─── Text block ───

June 9, 2025 3 Comments
Too Late
Many years ago — before COVID — an author ChickieNob loved was holding an event in a nearby town and signing copies of her books. After ChickieNob had her books signed, we were standing in the back, speaking with another author who had organized the event. The woman told me both writers were both part of a writing group.
Later that summer, we were at one of our favourite bookstores, and the writing group came up again. The owner was a member of the group, too, and she encouraged me to join. She had so many positive things to say, and I wrote the group down on my to-do list, but I mostly forgot about it.
Over the years, she would bring it up when I was in the bookstore. She let me know that it didn’t matter if I wasn’t writing; I was reading, and readers were welcome, too. I kept copying “join the group” over from one to-do list to another, talking to Josh about joining but never following through.
Until I made a note to call the bookstore to ask them to hold the new Anthony Horowitz for me, and I decided to join. I would join the group one weekend and then visit the bookstore the next weekend and talk to the owner about the group.
I signed up and was added to the listserv. But when I looked at the top message on the listserv archive, it was the invite for the celebration of life for my bookstore owner. She had died weeks earlier, and I hadn’t known. I was too late.
I don’t know if I believe that the two things are connected. I just know that I cried deeply when I thought about how silly it was that I waited over five years to do something that I was always interested in doing but felt like maybe I didn’t deserve to do it. That I wouldn’t belong. I was sad that I wouldn’t have her book recommendations anymore, and she would never know that she brought another member into the group. The lesson learned is not to wait on things.

─── Supplied material ───

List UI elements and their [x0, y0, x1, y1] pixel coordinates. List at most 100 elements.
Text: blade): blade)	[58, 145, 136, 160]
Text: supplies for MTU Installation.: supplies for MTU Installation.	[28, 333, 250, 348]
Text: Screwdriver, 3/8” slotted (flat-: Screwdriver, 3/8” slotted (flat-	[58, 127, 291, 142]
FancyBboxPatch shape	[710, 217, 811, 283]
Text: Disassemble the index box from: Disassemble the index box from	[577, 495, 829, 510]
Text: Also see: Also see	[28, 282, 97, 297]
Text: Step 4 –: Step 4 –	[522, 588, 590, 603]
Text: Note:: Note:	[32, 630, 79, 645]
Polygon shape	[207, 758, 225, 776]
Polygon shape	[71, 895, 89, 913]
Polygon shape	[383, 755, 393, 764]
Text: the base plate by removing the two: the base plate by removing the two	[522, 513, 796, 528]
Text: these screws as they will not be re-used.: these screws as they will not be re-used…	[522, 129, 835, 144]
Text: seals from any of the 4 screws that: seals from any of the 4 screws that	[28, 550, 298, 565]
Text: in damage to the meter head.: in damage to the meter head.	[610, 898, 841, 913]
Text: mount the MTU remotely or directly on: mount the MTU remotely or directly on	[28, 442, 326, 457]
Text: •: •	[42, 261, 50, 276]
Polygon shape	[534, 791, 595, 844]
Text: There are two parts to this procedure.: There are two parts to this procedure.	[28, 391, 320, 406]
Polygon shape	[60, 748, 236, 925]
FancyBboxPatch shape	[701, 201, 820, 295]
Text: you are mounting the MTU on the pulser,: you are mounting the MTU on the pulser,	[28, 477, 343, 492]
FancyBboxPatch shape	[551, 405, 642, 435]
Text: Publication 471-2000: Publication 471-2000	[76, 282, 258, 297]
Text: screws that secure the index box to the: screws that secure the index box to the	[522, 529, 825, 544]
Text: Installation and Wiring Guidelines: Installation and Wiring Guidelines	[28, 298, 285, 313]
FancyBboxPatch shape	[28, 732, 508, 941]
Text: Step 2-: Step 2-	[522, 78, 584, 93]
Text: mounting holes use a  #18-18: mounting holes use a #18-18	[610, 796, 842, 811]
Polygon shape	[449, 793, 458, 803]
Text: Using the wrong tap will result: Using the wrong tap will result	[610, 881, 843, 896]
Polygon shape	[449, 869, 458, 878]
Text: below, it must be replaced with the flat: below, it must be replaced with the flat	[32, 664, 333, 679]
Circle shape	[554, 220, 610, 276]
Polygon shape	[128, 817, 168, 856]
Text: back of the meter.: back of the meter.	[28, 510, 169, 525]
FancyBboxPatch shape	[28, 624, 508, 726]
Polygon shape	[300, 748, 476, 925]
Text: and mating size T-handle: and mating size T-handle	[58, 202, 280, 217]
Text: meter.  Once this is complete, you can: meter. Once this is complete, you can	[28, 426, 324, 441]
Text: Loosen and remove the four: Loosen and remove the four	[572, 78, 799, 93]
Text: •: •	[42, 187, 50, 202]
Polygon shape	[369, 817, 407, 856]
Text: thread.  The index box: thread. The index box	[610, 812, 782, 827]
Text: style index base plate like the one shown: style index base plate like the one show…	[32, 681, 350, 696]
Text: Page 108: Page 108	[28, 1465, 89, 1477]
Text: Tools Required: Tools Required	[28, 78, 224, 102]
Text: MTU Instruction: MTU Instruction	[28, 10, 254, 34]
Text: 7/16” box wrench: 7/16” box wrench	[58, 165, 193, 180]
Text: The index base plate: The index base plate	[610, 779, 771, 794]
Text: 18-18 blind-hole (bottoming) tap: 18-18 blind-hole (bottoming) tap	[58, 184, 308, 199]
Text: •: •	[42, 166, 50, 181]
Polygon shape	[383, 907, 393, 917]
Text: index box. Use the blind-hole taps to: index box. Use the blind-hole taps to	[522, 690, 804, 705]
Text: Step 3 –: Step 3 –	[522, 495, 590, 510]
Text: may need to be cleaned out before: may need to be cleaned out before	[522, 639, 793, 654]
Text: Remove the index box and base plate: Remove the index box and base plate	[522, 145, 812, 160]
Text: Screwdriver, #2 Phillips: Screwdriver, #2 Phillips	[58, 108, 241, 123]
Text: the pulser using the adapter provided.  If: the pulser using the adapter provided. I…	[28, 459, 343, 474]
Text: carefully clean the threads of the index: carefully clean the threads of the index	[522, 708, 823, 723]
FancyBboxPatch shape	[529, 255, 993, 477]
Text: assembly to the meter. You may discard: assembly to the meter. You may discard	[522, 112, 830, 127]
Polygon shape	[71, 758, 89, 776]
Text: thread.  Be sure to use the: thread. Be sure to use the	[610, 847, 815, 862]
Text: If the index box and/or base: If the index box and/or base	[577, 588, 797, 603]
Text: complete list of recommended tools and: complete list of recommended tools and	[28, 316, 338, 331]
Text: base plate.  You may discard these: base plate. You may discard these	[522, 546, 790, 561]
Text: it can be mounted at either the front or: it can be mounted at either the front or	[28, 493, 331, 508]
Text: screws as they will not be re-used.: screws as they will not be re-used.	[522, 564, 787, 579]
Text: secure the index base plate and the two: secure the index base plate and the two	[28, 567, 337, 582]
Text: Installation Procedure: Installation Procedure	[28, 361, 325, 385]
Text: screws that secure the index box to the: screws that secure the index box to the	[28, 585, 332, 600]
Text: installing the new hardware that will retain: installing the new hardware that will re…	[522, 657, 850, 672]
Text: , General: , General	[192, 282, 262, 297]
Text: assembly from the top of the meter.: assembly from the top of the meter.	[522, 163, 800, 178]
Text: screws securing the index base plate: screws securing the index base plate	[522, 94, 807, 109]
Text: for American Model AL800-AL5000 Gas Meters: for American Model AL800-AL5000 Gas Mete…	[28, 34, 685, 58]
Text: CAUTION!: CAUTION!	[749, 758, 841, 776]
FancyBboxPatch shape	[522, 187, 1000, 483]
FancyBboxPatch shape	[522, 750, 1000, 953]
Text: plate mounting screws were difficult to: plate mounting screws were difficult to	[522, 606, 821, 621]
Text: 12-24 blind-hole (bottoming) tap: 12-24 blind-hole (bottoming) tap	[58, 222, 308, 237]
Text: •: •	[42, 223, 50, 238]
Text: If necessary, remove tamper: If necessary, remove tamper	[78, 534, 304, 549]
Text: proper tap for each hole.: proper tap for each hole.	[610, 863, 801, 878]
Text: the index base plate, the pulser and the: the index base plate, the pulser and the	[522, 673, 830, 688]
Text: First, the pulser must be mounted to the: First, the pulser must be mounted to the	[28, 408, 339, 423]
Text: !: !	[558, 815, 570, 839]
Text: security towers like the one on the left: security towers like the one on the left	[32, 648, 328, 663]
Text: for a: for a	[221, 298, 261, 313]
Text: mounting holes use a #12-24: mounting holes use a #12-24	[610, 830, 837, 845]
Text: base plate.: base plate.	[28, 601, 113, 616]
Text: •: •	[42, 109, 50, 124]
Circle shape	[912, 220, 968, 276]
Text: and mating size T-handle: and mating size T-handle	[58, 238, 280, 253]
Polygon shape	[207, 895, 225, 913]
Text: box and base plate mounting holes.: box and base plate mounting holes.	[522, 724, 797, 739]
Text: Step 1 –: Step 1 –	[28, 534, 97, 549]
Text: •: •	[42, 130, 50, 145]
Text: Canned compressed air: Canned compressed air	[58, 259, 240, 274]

───

Directions:
a: Return everything in the writing group post from "Later that summer, we" down to "forgot about it.".
b: Rewrite the paragraph of the writing group post that begins "I signed up and was added to the listserv" more briefly, keeping its main facts.
These rows were taken from a different source than the post.

Responses for each task:
a:
Later that summer, we were at one of our favourite bookstores, and the writing group came up again. The owner was a member of the group, too, and she encouraged me to join. She had so many positive things to say, and I wrote the group down on my to-do list, but I mostly forgot about it.

b: After signing up and joining the listserv, the narrator found the top archived message was an invitation to the bookstore owner's celebration of life. She had died weeks before without the narrator knowing, so it was too late.